# AMHR lookup PLEASE



## whitney (Aug 24, 2010)

I just purchased an AMHR yearling filly. Could you please do a studbook lookup for me?

Her AMHR number is 297062T.

THANK YOU!


----------



## ssshowhorses (Aug 24, 2010)

This should really be in the miniature horse forum, but what did you want to know about her?


----------



## whitney (Aug 24, 2010)

ssshowhorses said:


> This should really be in the miniature horse forum, but what did you want to know about her?



Wasn't sure where to post this she is ASPC and AMHR. Was wondering if either stud book lists color of parents, grandparents etc.

THANKS


----------



## ssshowhorses (Aug 24, 2010)

She is listed as Palomino. Her sire is a palomino, sired by a buckskin out of a sorrel mare. and her dam is a strawberry roan, sired by a silver dapple, out of a sorrel mare. She has a full brother that is also palomino. Hope that helps


----------



## whitney (Aug 25, 2010)

ssshowhorses said:


> She is listed as Palomino. Her sire is a palomino, sired by a buckskin out of a sorrel mare. and her dam is a strawberry roan, sired by a silver dapple, out of a sorrel mare. She has a full brother that is also palomino. Hope that helps


Yes it DID! THANK YOU!


----------

---------------

» **WRITTEN EXERCISE 1**: In the studbook thread, what color is the filly's dam?
» **WRITTEN EXERCISE 2**: From the studbook thread, reproduce word for word the part that opens with the words containing "# AMHR lookup" and closes with "number is 297062T.".
The listing isn't needed for what you're asked to do here.

» **DATA RECORDS**:
---------------

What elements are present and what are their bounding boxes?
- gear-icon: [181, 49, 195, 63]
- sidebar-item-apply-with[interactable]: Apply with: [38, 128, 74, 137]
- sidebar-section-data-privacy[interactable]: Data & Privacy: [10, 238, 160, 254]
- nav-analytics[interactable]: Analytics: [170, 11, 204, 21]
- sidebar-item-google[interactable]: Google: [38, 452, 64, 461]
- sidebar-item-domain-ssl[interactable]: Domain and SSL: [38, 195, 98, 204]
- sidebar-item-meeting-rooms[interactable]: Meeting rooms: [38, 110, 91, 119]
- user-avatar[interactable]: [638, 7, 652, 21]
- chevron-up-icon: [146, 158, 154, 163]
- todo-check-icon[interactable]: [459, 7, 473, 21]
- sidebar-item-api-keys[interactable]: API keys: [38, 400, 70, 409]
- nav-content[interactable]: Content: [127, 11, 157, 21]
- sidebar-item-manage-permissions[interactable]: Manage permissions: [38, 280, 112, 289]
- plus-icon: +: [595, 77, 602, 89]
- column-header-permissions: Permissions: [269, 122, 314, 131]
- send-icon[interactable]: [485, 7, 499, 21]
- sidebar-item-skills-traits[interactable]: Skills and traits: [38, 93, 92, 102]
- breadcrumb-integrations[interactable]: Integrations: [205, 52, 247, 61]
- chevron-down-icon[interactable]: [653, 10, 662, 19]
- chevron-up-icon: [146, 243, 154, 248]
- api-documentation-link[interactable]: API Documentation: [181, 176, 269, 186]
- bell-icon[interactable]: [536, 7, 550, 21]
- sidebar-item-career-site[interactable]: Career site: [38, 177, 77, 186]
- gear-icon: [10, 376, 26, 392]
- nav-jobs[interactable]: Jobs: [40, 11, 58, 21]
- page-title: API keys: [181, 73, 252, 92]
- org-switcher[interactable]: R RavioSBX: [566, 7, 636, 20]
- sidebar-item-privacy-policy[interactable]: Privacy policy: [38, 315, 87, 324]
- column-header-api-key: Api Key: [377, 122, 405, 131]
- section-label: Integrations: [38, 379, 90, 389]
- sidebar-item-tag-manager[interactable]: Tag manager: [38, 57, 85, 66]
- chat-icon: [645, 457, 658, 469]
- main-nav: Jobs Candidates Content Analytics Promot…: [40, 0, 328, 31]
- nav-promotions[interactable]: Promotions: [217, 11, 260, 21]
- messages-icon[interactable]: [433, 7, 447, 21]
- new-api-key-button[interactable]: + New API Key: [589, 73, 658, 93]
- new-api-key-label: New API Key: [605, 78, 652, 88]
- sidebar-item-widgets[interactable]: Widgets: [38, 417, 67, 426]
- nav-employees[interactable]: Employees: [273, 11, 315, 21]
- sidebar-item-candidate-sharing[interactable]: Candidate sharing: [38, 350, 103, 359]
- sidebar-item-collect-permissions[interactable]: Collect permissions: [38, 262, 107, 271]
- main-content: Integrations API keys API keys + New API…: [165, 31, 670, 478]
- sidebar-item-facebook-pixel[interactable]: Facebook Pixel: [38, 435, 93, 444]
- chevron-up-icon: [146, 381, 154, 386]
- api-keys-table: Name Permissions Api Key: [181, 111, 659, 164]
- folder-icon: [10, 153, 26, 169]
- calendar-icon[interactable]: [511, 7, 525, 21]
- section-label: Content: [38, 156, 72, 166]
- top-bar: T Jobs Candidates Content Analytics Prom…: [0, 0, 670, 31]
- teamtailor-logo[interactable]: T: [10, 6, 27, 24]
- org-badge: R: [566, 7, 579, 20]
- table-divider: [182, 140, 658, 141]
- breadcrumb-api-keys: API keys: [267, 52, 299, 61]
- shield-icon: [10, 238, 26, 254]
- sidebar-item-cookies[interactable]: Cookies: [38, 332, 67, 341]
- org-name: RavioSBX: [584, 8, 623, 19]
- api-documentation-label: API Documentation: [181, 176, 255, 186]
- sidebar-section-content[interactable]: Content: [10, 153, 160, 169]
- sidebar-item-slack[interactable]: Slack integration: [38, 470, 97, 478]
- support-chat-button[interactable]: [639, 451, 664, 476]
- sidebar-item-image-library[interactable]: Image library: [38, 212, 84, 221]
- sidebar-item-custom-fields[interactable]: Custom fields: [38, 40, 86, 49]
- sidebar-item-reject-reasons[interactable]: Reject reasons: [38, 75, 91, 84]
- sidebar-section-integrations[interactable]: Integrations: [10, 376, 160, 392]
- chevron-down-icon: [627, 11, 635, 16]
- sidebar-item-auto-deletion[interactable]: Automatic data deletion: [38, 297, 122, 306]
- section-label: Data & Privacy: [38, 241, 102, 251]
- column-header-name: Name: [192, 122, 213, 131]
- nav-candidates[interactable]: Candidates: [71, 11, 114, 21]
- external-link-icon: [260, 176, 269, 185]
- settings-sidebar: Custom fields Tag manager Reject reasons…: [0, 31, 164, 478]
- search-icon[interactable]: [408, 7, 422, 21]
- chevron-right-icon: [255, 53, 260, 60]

---------------

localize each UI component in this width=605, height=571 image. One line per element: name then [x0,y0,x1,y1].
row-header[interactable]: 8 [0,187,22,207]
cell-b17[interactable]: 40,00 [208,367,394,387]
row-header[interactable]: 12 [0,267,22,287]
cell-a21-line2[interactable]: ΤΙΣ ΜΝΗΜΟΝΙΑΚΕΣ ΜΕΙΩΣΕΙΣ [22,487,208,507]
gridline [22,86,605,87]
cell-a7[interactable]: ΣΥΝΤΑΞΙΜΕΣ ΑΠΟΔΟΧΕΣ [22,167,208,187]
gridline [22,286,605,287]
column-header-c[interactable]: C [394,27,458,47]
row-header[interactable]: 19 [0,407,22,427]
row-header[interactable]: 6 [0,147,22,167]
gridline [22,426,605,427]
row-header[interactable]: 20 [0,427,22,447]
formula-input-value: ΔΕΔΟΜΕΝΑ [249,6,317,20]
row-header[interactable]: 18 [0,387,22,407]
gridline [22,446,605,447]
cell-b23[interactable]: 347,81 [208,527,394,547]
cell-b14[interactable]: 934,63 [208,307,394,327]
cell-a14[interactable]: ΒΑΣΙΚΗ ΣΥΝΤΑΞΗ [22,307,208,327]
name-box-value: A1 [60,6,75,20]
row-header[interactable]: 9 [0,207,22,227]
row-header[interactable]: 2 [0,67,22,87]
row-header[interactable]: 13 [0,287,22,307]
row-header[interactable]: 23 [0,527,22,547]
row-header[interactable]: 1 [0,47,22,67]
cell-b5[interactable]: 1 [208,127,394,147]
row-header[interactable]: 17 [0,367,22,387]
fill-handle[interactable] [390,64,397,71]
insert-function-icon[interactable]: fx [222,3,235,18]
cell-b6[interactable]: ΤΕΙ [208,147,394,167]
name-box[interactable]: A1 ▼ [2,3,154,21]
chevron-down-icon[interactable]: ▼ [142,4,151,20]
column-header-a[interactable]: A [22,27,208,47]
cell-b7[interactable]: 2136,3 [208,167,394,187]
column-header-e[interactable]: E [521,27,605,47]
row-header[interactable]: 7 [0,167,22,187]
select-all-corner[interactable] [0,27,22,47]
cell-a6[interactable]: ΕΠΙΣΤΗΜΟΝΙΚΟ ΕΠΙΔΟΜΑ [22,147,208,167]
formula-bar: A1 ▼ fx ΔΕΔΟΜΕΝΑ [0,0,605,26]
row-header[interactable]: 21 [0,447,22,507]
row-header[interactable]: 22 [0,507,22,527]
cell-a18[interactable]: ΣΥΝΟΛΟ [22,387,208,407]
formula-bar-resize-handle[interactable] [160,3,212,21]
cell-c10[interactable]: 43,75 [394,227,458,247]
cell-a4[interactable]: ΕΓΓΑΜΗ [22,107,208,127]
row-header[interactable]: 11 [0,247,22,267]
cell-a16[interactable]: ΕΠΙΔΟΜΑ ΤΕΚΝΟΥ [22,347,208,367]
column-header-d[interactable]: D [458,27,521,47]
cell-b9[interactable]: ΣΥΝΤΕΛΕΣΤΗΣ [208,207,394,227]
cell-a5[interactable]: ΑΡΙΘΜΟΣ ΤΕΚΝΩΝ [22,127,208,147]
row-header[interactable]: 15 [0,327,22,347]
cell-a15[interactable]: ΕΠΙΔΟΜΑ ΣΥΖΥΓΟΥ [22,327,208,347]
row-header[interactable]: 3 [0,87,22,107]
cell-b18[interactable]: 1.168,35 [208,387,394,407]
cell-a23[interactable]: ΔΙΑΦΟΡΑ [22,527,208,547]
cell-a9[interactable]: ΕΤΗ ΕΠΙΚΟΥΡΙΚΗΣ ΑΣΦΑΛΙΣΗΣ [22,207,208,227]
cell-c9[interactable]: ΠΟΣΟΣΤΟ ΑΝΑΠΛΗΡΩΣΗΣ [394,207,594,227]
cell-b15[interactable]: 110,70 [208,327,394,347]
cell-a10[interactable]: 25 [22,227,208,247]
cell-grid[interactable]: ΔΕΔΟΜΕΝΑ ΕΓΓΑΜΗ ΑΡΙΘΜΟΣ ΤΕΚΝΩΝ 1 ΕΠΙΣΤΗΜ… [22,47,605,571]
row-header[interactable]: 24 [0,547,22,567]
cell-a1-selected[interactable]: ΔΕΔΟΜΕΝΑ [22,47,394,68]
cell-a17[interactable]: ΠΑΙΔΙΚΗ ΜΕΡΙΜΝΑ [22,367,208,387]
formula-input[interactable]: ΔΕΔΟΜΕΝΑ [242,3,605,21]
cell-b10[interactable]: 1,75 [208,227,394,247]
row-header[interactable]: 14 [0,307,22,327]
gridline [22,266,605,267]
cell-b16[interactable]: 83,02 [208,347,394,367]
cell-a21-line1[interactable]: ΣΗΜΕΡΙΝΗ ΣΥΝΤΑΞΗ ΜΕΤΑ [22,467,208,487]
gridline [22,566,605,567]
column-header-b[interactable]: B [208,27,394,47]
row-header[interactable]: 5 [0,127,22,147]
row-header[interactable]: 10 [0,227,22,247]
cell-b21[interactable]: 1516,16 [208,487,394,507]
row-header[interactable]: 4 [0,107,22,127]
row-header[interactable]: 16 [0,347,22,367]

---------------

» **WRITTEN REPLY 1**: Her dam is a strawberry roan.

» **WRITTEN REPLY 2**:
# AMHR lookup PLEASE



## whitney (Aug 24, 2010)

I just purchased an AMHR yearling filly. Could you please do a studbook lookup for me?

Her AMHR number is 297062T.